**WRITTEN PROBLEM**
Copy out all lines that hold "chas".

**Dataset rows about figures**
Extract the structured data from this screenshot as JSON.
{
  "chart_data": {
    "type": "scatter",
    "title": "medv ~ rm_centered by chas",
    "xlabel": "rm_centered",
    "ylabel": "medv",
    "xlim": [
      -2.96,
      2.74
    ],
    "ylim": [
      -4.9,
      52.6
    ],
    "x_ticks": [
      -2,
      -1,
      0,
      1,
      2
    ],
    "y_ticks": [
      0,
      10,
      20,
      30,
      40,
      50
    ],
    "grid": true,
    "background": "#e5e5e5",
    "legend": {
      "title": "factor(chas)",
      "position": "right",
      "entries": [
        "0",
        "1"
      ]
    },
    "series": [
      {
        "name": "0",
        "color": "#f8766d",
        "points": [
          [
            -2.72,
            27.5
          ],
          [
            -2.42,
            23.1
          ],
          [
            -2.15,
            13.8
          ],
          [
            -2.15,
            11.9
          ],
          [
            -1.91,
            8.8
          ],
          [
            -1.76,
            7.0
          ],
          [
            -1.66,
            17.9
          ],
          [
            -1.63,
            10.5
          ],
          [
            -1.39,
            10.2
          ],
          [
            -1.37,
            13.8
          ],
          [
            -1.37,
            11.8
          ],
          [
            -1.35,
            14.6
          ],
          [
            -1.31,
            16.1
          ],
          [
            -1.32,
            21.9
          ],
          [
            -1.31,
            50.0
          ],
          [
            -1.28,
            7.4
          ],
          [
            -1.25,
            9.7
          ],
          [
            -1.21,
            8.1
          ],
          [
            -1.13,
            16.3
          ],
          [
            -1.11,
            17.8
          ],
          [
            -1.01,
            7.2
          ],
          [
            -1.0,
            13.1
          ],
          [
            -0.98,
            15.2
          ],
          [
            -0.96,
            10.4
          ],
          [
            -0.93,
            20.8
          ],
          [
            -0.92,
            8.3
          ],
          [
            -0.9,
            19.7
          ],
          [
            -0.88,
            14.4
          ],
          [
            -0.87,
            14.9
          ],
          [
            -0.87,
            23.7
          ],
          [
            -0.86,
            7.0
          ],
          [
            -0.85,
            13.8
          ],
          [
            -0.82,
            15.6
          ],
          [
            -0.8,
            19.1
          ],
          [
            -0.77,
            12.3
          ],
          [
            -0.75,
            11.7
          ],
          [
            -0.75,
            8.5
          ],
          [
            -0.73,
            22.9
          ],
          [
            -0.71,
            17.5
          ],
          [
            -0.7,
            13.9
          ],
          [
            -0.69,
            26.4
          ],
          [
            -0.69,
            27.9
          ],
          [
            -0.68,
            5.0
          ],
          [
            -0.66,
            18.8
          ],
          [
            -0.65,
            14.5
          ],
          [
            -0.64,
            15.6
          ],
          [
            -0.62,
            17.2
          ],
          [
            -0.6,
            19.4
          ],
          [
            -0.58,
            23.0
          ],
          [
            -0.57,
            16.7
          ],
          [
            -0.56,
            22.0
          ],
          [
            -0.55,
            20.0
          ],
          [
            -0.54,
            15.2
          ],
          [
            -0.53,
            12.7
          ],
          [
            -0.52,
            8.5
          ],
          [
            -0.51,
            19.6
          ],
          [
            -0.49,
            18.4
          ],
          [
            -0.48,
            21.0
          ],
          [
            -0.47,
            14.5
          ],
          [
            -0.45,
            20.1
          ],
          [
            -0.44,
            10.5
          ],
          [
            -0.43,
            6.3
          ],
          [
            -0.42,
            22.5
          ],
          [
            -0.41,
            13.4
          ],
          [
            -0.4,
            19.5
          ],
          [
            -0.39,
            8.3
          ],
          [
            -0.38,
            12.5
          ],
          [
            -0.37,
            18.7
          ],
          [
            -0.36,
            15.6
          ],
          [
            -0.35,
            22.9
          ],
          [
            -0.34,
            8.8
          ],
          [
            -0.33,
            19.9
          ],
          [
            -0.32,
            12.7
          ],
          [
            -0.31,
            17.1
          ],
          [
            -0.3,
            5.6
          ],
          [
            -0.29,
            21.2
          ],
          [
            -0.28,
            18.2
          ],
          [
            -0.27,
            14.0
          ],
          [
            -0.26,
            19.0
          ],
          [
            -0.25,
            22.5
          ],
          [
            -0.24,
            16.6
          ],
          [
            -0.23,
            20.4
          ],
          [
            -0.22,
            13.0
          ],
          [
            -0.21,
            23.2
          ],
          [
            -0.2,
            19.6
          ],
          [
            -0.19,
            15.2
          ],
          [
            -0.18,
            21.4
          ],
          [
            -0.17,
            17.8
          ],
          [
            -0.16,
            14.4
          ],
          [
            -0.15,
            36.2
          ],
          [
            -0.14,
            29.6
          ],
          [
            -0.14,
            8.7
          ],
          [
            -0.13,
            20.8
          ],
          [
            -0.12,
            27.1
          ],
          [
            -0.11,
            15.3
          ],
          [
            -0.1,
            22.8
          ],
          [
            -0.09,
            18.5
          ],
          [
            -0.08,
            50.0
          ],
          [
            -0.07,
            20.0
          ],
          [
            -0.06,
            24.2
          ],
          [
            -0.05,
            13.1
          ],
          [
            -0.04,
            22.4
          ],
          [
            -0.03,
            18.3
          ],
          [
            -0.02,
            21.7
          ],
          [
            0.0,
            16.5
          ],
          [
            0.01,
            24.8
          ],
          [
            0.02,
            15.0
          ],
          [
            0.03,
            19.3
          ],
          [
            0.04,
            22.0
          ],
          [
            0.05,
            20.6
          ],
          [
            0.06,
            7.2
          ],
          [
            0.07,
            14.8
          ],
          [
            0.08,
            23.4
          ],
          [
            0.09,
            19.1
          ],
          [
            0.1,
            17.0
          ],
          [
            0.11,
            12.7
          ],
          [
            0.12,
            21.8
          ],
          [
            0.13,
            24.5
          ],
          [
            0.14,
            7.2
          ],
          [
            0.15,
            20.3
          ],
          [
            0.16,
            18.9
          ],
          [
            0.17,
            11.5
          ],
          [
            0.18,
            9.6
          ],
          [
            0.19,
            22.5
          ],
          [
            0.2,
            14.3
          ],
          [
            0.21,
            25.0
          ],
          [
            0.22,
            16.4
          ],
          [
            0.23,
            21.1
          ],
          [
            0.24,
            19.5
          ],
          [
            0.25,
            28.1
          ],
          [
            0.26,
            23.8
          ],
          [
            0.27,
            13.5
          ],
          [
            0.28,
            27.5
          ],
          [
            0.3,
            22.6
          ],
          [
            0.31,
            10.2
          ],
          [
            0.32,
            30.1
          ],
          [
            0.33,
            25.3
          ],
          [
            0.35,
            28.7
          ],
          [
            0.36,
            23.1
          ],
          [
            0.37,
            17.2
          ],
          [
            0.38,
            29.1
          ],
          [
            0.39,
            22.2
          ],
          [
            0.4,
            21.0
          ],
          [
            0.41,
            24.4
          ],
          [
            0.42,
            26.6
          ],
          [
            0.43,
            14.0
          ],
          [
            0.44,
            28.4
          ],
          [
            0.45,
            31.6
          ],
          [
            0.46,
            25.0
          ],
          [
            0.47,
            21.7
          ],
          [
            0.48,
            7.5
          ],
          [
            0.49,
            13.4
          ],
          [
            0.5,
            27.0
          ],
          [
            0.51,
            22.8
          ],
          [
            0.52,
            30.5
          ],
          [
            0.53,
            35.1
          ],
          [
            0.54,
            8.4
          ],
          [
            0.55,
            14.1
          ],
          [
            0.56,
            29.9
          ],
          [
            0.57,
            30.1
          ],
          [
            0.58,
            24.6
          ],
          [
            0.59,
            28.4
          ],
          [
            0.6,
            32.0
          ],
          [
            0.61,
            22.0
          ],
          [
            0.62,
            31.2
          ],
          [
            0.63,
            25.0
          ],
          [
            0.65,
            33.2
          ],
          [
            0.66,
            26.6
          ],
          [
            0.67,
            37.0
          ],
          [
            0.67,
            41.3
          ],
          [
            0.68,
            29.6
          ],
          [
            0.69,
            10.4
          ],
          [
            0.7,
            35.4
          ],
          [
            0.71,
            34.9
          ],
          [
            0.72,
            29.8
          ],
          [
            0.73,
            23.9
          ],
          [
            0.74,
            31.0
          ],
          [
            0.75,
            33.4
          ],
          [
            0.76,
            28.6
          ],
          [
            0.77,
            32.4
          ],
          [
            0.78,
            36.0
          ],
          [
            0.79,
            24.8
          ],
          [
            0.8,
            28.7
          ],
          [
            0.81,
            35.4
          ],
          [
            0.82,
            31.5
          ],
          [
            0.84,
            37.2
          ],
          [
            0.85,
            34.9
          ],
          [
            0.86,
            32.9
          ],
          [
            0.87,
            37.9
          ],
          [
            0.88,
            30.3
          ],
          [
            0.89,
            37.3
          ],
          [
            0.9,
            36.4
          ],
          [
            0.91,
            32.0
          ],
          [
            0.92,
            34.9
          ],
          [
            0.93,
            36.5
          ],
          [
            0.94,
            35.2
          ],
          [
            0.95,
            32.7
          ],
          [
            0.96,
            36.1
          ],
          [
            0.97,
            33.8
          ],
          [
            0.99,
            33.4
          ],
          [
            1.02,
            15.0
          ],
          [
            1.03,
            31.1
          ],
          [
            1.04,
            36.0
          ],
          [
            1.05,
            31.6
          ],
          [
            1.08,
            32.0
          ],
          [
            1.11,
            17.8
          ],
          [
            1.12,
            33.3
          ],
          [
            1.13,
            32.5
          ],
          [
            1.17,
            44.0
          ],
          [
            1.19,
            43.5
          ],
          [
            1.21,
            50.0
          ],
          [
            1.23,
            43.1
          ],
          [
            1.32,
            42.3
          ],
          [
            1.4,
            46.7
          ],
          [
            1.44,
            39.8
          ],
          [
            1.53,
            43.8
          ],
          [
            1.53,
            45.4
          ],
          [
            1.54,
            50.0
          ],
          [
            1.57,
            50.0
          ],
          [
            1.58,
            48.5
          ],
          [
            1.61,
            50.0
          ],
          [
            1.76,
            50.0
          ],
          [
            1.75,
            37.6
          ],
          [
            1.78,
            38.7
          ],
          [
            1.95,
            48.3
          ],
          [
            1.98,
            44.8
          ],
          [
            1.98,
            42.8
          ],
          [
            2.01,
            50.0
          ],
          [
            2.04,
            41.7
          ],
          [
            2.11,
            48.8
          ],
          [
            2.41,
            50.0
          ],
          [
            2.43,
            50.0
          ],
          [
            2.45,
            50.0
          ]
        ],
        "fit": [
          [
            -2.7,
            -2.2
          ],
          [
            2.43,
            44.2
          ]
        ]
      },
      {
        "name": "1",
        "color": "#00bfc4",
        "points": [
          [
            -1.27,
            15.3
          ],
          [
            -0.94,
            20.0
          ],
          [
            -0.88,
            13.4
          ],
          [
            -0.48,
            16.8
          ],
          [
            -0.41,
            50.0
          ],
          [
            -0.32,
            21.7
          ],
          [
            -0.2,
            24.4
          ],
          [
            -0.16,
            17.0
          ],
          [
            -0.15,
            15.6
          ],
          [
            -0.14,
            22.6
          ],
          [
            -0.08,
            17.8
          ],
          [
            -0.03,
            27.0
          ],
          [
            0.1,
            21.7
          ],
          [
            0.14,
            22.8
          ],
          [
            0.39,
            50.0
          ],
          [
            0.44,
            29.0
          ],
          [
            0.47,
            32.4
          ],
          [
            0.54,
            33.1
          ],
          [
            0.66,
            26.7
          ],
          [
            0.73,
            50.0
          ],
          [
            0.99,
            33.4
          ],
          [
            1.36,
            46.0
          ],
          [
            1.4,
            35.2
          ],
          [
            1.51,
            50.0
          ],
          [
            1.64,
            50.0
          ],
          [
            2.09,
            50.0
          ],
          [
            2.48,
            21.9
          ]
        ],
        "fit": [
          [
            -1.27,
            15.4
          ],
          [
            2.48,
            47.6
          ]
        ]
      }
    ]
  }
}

**ANSWER TO THE PROBLEM**
    "title": "medv ~ rm_centered by chas",
      "title": "factor(chas)",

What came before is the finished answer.